Work to complete
Pull out every line in the data that has the string "Invoices" in it.

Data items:
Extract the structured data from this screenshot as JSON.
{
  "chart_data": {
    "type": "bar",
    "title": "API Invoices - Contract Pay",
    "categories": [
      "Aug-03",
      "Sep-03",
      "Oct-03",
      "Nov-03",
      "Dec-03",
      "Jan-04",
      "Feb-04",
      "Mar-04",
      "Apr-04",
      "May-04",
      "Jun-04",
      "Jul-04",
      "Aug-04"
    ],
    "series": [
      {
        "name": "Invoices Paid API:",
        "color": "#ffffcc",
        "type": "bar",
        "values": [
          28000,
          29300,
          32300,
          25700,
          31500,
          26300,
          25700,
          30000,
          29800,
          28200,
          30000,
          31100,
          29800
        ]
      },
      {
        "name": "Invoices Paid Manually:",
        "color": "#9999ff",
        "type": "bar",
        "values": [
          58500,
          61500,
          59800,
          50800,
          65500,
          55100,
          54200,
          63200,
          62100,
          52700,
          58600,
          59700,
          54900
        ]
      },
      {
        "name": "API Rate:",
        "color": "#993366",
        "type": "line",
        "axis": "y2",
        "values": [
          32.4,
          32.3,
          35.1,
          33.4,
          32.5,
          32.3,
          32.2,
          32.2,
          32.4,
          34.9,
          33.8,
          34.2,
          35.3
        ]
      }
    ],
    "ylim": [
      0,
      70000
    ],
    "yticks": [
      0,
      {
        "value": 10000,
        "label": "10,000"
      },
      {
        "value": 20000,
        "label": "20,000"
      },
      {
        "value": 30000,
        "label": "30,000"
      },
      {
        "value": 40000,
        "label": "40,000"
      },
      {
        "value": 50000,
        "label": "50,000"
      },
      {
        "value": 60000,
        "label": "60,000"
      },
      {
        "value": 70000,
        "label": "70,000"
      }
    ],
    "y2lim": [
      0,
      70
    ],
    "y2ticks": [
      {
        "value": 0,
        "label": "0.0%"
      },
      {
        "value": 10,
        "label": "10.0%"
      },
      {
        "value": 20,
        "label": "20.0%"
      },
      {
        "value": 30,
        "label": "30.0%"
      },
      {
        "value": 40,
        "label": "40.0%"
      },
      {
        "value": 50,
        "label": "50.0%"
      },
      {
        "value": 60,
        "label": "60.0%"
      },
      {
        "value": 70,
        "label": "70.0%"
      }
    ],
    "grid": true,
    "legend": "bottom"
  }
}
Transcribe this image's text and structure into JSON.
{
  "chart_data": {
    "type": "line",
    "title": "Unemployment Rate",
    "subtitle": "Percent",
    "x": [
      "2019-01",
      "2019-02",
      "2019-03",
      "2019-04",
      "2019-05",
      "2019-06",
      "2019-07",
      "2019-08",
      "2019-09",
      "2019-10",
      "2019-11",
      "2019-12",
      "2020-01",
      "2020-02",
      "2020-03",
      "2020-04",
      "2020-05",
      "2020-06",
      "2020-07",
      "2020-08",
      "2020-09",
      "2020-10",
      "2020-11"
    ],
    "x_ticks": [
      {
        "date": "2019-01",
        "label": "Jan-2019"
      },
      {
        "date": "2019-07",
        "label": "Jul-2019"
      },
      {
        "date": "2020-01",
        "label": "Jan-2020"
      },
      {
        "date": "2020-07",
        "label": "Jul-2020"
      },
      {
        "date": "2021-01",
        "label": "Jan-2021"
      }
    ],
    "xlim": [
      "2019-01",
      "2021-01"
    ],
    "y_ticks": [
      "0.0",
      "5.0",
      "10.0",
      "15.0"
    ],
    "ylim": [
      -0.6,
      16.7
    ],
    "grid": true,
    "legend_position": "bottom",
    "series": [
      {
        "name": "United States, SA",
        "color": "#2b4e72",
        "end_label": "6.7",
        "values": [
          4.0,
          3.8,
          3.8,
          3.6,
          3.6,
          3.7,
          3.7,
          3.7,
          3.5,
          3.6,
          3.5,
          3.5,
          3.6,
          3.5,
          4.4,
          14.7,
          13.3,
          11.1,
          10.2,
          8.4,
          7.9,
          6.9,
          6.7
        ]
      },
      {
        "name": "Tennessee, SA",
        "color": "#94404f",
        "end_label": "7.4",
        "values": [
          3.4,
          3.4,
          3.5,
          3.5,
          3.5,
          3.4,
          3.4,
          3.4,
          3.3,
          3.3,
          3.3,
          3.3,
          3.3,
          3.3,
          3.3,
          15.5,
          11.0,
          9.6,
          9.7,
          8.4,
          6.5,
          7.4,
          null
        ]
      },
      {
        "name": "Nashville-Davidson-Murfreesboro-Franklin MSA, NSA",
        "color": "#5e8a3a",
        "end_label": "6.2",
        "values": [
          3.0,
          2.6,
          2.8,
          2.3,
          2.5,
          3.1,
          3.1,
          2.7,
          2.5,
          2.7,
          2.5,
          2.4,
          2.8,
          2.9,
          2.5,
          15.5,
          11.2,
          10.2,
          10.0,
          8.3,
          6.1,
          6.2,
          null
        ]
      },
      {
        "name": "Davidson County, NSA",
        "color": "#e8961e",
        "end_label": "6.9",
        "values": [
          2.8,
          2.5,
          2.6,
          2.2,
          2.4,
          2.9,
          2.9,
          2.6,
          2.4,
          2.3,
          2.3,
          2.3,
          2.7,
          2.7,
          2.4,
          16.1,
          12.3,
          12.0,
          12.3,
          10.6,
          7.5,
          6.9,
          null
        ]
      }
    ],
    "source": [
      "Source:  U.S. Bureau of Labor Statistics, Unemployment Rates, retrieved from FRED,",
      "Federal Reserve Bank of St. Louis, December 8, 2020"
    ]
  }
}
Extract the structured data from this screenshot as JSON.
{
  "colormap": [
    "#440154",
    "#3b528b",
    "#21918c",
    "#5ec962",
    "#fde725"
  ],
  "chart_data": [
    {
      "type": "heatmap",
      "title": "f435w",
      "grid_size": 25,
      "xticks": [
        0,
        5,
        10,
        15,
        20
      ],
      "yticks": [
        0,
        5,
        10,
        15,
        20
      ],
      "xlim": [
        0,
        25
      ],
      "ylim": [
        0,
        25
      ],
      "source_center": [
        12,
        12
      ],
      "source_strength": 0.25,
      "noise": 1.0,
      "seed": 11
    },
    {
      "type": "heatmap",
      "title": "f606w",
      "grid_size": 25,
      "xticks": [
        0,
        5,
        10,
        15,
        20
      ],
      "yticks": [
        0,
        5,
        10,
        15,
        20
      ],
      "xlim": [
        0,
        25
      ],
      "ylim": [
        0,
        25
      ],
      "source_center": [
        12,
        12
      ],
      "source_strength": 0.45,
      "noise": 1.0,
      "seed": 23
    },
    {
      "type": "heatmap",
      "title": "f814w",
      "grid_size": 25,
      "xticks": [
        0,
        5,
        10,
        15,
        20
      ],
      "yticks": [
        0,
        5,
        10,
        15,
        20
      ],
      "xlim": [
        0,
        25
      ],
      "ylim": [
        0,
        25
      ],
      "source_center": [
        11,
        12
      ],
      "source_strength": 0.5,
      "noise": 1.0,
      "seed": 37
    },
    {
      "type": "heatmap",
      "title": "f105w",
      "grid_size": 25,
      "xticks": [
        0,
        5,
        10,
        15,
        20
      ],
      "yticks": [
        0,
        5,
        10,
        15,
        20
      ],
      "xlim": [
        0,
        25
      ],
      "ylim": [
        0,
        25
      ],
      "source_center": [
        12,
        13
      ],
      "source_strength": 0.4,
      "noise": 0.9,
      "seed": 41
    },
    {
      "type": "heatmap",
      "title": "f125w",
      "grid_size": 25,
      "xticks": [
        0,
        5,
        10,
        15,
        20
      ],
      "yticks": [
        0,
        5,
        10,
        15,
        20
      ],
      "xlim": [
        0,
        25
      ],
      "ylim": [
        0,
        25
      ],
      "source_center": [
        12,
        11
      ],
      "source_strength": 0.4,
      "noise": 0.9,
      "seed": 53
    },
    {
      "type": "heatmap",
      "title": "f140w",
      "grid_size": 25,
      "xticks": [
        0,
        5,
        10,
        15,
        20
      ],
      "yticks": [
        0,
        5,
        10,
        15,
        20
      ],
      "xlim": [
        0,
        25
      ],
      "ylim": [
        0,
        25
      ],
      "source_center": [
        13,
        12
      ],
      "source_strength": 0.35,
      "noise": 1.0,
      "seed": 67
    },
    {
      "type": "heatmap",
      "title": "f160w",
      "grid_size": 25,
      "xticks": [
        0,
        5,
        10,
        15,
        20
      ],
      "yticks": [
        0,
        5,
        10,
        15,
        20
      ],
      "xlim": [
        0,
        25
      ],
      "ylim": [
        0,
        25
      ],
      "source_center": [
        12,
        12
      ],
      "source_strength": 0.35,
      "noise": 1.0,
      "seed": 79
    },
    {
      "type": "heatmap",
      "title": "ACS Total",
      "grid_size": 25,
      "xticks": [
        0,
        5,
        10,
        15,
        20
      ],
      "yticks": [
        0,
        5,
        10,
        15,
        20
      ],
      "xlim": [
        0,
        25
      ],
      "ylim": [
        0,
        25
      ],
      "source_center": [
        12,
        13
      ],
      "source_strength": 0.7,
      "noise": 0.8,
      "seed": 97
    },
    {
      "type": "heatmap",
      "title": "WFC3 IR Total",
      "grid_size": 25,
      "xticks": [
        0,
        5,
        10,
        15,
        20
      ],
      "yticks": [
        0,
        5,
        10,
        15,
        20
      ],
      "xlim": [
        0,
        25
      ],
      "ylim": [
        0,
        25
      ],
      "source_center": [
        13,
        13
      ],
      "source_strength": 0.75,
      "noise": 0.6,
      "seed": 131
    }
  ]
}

Complete response
    "title": "API Invoices - Contract Pay",
        "name": "Invoices Paid API:",
        "name": "Invoices Paid Manually:",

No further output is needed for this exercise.